* **Exercise inputs**:

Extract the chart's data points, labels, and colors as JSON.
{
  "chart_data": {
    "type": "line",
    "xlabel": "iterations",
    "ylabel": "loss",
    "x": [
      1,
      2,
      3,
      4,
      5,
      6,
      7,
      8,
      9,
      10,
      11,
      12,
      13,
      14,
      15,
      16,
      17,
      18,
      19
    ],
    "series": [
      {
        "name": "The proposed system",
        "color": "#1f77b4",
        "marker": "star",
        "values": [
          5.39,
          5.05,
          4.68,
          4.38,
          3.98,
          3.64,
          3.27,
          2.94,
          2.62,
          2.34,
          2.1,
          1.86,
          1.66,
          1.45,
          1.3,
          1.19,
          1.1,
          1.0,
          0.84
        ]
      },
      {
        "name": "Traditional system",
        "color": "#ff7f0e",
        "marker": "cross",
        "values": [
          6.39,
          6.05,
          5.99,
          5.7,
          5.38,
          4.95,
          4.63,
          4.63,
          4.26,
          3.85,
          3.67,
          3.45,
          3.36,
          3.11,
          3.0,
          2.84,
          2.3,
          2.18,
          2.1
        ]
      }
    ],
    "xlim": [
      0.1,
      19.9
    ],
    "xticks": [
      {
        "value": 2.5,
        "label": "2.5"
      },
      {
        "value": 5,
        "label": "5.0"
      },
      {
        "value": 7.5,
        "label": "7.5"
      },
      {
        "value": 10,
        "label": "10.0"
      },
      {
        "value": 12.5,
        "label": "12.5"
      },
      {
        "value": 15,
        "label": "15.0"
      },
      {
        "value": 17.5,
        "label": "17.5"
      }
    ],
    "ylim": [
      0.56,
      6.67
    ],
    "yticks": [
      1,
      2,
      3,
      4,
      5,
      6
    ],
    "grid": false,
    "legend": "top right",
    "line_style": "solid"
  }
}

* **Set task**: List all lines where "system" occurs.

* **Output for this exercise**:
        "name": "The proposed system",
        "name": "Traditional system",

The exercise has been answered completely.